• GIVEN PROBLEM: Please rewrite only the stretch of material from the line containing "- event-tags: [1149, 156, 1161, 164]" through the line containing "- day-cell[interactable]: 14: [14, 318, 176, 410]", with "event-indicator-dot" replaced by "event-marker" and everything else unchanged.

• THE INPUT:
□ □ □

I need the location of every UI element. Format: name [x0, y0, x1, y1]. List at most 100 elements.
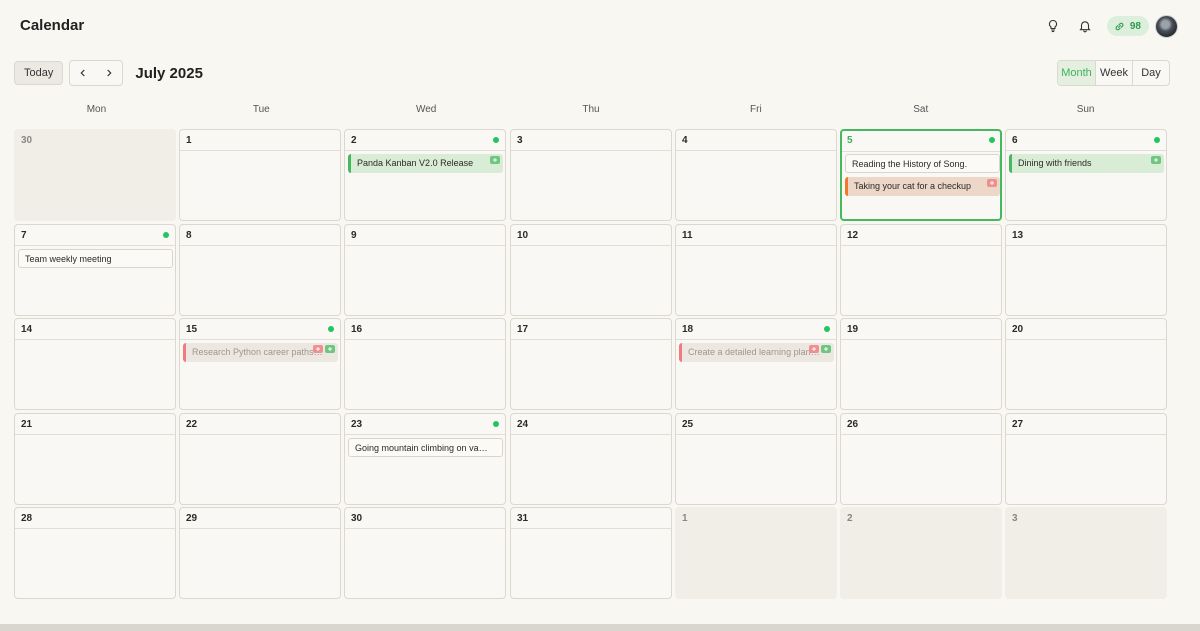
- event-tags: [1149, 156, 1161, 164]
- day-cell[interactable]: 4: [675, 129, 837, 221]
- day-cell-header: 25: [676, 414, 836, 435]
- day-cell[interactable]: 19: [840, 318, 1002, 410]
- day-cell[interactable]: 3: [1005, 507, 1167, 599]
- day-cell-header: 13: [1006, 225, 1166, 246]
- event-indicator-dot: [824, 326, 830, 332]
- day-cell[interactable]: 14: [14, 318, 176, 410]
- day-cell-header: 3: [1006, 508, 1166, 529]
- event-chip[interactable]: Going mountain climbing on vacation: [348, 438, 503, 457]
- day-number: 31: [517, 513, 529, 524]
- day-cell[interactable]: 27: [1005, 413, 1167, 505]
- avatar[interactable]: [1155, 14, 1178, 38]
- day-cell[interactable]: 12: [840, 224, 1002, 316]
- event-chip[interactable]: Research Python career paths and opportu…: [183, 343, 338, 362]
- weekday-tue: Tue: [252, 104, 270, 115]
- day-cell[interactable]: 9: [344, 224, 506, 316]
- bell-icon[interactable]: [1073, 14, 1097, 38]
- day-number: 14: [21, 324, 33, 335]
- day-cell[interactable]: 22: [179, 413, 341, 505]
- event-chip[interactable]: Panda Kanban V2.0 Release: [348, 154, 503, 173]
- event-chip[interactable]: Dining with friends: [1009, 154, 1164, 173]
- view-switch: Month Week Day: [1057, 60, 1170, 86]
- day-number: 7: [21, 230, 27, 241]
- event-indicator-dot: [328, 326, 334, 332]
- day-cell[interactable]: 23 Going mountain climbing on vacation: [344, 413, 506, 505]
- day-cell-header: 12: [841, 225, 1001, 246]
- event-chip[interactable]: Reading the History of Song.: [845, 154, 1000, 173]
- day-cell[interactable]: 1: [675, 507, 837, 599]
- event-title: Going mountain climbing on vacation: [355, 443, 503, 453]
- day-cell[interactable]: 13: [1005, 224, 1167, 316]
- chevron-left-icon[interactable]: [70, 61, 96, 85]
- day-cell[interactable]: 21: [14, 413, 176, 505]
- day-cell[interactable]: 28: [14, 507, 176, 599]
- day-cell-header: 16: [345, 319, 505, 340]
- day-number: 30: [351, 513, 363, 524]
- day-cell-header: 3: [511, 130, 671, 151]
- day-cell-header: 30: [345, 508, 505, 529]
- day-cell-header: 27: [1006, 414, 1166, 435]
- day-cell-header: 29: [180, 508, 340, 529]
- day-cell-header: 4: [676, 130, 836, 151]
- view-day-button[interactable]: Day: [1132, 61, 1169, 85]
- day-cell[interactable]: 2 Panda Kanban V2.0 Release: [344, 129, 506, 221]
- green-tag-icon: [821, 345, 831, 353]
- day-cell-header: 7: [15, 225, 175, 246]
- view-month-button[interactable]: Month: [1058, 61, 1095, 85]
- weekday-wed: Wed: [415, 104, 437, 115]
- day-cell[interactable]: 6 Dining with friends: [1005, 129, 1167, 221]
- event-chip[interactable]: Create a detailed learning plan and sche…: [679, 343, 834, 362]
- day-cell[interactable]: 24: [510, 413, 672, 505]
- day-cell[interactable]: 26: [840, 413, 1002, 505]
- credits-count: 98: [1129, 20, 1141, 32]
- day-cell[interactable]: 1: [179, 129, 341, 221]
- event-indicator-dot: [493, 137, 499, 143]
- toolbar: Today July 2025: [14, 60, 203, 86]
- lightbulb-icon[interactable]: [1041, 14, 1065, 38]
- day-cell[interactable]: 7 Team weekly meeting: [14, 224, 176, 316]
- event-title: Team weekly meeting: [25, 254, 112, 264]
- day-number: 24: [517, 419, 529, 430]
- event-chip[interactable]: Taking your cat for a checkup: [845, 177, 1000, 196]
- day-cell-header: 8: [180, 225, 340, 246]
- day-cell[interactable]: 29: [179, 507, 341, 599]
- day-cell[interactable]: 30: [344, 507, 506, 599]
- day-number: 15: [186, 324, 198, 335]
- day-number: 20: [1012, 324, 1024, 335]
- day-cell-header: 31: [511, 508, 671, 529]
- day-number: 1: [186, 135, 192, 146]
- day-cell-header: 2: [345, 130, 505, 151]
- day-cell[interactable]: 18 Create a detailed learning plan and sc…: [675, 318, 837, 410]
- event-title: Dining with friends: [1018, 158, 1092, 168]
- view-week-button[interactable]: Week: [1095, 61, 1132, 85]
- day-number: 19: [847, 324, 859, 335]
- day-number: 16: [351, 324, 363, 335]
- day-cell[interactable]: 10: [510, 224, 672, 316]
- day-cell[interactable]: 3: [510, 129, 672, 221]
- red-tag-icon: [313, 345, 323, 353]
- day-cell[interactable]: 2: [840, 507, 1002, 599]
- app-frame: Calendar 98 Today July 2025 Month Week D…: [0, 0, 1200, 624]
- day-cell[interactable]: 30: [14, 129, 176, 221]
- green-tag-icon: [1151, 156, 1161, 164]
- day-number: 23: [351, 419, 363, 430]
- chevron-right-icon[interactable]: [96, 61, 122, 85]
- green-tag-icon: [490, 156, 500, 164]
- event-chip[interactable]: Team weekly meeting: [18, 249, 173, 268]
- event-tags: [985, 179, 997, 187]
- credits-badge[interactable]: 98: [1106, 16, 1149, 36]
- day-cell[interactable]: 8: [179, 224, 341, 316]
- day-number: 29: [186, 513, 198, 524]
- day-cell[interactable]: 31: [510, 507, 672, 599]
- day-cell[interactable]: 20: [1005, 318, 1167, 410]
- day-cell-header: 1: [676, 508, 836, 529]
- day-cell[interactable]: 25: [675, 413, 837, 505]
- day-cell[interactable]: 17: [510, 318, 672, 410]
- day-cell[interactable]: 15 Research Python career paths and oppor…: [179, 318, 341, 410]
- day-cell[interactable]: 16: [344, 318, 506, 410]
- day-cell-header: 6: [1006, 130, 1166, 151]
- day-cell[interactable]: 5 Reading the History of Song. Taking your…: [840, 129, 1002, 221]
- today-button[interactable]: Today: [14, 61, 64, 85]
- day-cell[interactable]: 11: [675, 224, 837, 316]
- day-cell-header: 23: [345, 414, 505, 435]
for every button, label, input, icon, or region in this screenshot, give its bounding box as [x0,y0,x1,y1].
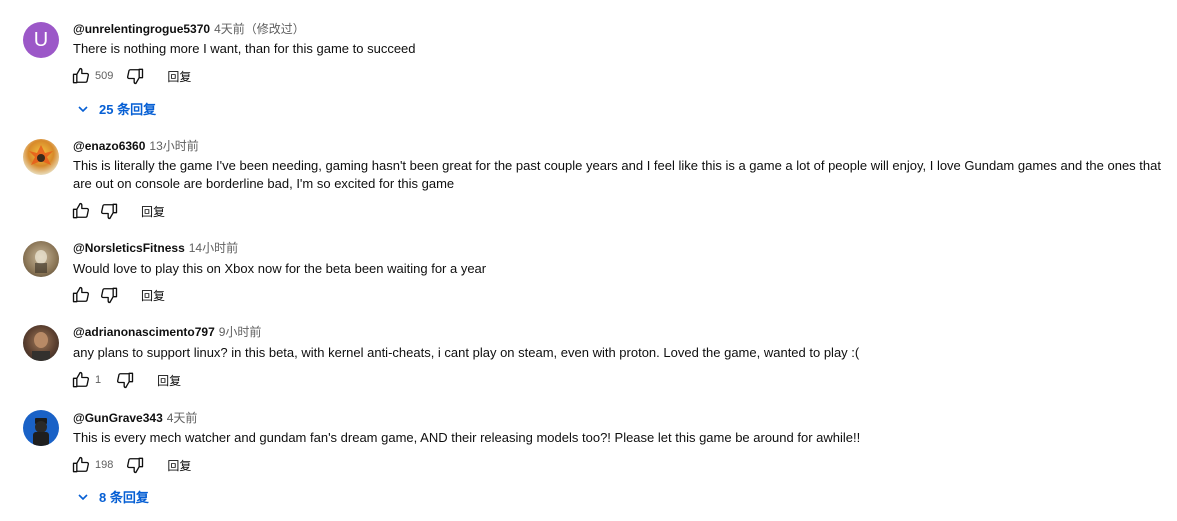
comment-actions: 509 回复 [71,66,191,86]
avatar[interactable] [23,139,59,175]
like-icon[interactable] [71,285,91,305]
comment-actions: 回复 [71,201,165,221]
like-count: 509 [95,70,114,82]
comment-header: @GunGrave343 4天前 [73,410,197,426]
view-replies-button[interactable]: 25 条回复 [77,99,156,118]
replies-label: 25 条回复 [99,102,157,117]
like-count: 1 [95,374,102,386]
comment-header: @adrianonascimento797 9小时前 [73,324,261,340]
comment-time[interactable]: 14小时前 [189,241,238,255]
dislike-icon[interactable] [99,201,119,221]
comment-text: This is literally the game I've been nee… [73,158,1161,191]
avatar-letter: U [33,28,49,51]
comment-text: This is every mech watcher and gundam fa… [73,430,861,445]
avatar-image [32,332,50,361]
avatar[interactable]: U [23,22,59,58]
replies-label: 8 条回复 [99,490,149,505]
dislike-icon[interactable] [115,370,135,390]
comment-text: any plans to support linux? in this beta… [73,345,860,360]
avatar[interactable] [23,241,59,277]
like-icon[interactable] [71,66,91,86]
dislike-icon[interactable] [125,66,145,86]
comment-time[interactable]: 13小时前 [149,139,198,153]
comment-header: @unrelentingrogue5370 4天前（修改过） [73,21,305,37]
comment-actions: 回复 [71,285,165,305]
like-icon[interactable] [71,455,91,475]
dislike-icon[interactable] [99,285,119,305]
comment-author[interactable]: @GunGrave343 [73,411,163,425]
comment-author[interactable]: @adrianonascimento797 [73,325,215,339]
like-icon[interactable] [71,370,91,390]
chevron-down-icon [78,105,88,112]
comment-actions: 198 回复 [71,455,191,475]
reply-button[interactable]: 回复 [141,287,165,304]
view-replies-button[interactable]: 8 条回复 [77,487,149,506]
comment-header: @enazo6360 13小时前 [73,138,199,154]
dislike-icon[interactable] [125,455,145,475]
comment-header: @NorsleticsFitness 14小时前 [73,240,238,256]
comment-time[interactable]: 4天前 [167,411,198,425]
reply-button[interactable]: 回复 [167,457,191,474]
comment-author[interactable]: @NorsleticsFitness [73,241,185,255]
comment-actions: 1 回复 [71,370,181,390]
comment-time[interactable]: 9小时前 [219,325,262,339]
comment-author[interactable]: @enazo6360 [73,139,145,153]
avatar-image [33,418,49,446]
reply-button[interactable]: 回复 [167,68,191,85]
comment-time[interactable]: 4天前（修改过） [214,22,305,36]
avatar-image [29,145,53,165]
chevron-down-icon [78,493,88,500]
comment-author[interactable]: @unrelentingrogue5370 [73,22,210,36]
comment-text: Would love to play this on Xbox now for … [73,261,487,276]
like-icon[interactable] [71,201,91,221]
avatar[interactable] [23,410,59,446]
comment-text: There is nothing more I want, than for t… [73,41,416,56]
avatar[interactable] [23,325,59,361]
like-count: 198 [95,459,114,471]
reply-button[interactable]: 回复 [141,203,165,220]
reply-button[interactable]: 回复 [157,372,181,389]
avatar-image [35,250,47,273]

□ □ □

• WRITTEN ANSWER:
- event-tags: [1149, 156, 1161, 164]
- day-cell[interactable]: 4: [675, 129, 837, 221]
- day-cell-header: 25: [676, 414, 836, 435]
- day-cell[interactable]: 19: [840, 318, 1002, 410]
- day-cell[interactable]: 3: [1005, 507, 1167, 599]
- day-cell-header: 13: [1006, 225, 1166, 246]
- event-marker: [824, 326, 830, 332]
- day-cell[interactable]: 14: [14, 318, 176, 410]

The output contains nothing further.